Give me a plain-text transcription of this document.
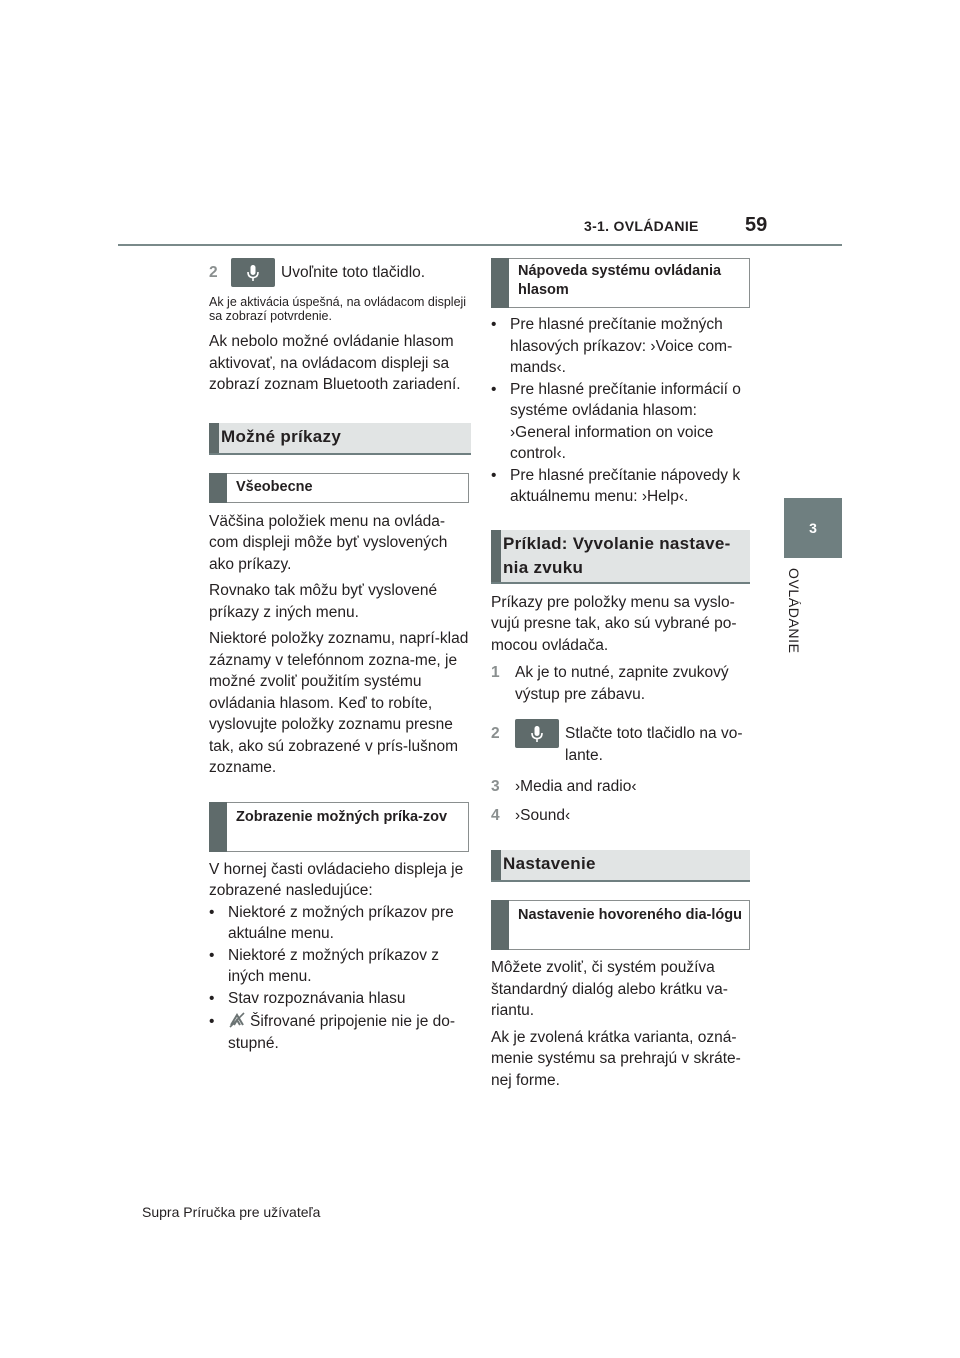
3-1. OVLÁDANIE 59
3
OVLÁDANIE
2	Uvoľnite toto tlačidlo.

Ak je aktivácia úspešná, na ovládacom displeji sa zobrazí potvrdenie.

Ak nebolo možné ovládanie hlasom aktivovať, na ovládacom displeji sa zobrazí zoznam Bluetooth zariadení.

Možné príkazy
Všeobecne

Väčšina položiek menu na ovláda-com displeji môže byť vyslovených ako príkazy.

Rovnako tak môžu byť vyslovené príkazy z iných menu.

Niektoré položky zoznamu, naprí-klad záznamy v telefónnom zozna-me, je možné zvoliť použitím systému ovládania hlasom. Keď to robíte, vyslovujte položky zoznamu presne tak, ako sú zobrazené v prís-lušnom zozname.

Zobrazenie možných príka-zov

V hornej časti ovládacieho displeja je zobrazené nasledujúce:

• Niektoré z možných príkazov pre aktuálne menu.
• Niektoré z možných príkazov z iných menu.
• Stav rozpoznávania hlasu
•	Šifrované pripojenie nie je do-stupné.
Nápoveda systému ovládania hlasom
• Pre hlasné prečítanie možných hlasových príkazov: ›Voice com-mands‹.
• Pre hlasné prečítanie informácií o systéme ovládania hlasom: ›General information on voice control‹.
• Pre hlasné prečítanie nápovedy k aktuálnemu menu: ›Help‹.
Príklad: Vyvolanie nastave-nia zvuku

Príkazy pre položky menu sa vyslo-vujú presne tak, ako sú vybrané po-mocou ovládača.

1 Ak je to nutné, zapnite zvukový výstup pre zábavu.
2	Stlačte toto tlačidlo na vo-lante.
3 ›Media and radio‹
4 ›Sound‹
Nastavenie
Nastavenie hovoreného dia-lógu

Môžete zvoliť, či systém používa štandardný dialóg alebo krátku va-riantu.

Ak je zvolená krátka varianta, ozná-menie systému sa prehrajú v skráte-nej forme.

Supra Príručka pre užívateľa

Directive: Please repeat the entries exactly. Do not include the pictures.

Result:
Give me a plain-text transcription of this document.
3-1. OVLÁDANIE 59
3
OVLÁDANIE
2	Uvoľnite toto tlačidlo.

Ak je aktivácia úspešná, na ovládacom displeji sa zobrazí potvrdenie.

Ak nebolo možné ovládanie hlasom aktivovať, na ovládacom displeji sa zobrazí zoznam Bluetooth zariadení.

Možné príkazy
Všeobecne

Väčšina položiek menu na ovláda-com displeji môže byť vyslovených ako príkazy.

Rovnako tak môžu byť vyslovené príkazy z iných menu.

Niektoré položky zoznamu, naprí-klad záznamy v telefónnom zozna-me, je možné zvoliť použitím systému ovládania hlasom. Keď to robíte, vyslovujte položky zoznamu presne tak, ako sú zobrazené v prís-lušnom zozname.

Zobrazenie možných príka-zov

V hornej časti ovládacieho displeja je zobrazené nasledujúce:

• Niektoré z možných príkazov pre aktuálne menu.
• Niektoré z možných príkazov z iných menu.
• Stav rozpoznávania hlasu
•	Šifrované pripojenie nie je do-stupné.
Nápoveda systému ovládania hlasom
• Pre hlasné prečítanie možných hlasových príkazov: ›Voice com-mands‹.
• Pre hlasné prečítanie informácií o systéme ovládania hlasom: ›General information on voice control‹.
• Pre hlasné prečítanie nápovedy k aktuálnemu menu: ›Help‹.
Príklad: Vyvolanie nastave-nia zvuku

Príkazy pre položky menu sa vyslo-vujú presne tak, ako sú vybrané po-mocou ovládača.

1 Ak je to nutné, zapnite zvukový výstup pre zábavu.
2	Stlačte toto tlačidlo na vo-lante.
3 ›Media and radio‹
4 ›Sound‹
Nastavenie
Nastavenie hovoreného dia-lógu

Môžete zvoliť, či systém používa štandardný dialóg alebo krátku va-riantu.

Ak je zvolená krátka varianta, ozná-menie systému sa prehrajú v skráte-nej forme.

Supra Príručka pre užívateľa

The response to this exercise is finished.